**Short task**
Find the string "JSON" in the data, then copy every line where it is found.

**Material for the task**
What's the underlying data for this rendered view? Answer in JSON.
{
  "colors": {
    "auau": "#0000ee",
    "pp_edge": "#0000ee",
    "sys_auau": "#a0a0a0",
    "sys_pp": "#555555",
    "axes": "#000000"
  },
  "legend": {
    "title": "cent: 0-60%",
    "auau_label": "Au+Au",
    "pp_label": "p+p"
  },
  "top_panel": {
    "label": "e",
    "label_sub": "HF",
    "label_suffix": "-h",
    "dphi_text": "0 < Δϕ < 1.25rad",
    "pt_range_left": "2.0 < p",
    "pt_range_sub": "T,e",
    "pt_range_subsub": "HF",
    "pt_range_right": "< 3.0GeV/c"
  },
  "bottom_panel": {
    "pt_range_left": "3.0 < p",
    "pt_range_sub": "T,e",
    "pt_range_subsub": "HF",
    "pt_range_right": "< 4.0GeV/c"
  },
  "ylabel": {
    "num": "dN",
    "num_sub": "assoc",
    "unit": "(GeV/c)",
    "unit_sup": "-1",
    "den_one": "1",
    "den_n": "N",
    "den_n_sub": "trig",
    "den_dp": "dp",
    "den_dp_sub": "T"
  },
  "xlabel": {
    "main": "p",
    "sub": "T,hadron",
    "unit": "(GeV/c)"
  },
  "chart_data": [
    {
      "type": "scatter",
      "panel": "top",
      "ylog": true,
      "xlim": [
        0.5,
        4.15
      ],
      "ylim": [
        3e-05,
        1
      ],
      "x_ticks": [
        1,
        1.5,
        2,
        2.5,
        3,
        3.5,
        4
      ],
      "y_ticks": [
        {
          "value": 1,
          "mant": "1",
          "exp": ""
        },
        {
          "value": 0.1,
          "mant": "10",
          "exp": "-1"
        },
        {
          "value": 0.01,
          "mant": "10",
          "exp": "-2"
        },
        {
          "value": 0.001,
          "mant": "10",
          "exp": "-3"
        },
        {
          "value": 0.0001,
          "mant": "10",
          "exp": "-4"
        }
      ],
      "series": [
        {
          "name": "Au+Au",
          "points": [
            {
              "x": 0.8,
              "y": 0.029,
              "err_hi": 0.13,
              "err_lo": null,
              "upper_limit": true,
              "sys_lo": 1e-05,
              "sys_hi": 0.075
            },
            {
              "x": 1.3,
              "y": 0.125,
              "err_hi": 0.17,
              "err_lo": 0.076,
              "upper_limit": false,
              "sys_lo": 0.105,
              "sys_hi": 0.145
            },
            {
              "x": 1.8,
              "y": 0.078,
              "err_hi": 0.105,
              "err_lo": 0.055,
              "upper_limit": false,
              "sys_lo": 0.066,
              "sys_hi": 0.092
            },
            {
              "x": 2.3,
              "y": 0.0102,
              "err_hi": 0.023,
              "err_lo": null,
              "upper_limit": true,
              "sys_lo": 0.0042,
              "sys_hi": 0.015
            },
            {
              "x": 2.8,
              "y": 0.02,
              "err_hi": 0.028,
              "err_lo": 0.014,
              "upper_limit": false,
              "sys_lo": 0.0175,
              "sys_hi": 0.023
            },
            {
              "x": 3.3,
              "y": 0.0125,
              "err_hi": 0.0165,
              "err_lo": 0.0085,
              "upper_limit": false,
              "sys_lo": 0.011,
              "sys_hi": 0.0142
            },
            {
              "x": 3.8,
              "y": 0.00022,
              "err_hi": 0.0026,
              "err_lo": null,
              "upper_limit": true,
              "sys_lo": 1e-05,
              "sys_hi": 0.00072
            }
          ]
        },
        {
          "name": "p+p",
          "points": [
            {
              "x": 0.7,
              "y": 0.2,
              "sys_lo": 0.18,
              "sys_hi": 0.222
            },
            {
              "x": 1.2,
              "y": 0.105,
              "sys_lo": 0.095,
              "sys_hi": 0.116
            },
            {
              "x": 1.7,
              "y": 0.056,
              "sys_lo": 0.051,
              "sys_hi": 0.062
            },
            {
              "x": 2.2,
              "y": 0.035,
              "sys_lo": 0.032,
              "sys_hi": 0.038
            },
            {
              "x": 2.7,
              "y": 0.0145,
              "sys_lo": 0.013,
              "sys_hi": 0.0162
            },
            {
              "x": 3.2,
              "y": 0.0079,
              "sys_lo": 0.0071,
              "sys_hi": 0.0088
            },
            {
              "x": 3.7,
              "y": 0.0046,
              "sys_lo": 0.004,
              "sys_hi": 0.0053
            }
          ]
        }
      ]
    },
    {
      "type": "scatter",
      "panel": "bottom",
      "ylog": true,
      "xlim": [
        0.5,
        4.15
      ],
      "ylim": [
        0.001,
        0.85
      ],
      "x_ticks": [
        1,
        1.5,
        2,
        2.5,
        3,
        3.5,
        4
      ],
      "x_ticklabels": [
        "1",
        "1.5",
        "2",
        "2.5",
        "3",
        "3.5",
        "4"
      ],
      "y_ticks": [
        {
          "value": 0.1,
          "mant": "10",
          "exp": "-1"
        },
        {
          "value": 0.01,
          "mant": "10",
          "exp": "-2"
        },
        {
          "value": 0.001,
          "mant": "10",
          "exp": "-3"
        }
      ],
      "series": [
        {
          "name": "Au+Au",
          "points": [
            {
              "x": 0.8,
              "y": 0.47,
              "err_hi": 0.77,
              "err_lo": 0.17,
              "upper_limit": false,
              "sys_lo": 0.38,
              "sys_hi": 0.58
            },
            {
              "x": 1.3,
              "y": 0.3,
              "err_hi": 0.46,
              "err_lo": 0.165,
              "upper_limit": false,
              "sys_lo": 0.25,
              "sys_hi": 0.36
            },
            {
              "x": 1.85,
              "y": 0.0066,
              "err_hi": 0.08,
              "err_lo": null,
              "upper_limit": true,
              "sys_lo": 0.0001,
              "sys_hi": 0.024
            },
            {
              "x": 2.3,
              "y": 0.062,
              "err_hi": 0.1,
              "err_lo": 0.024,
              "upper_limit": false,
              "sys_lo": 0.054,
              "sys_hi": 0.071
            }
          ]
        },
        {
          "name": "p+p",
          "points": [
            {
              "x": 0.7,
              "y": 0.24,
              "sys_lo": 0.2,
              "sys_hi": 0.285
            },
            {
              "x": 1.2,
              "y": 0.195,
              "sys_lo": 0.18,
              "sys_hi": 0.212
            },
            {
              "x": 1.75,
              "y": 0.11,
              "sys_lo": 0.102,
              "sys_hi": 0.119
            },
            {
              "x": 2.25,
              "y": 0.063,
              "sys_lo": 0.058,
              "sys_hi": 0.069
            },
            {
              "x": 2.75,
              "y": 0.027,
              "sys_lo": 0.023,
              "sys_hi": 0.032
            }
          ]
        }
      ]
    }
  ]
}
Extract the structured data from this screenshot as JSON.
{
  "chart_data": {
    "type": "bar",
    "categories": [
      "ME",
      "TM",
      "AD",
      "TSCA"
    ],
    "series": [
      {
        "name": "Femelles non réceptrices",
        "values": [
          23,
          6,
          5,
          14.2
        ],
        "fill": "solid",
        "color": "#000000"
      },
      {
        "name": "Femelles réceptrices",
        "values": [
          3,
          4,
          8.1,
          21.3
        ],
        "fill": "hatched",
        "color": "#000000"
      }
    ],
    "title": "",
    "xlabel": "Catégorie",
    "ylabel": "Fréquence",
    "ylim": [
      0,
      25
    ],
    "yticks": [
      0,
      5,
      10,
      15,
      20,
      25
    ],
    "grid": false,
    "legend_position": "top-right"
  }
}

**Exercise answer**
What's the underlying data for this rendered view? Answer in JSON.
Extract the structured data from this screenshot as JSON.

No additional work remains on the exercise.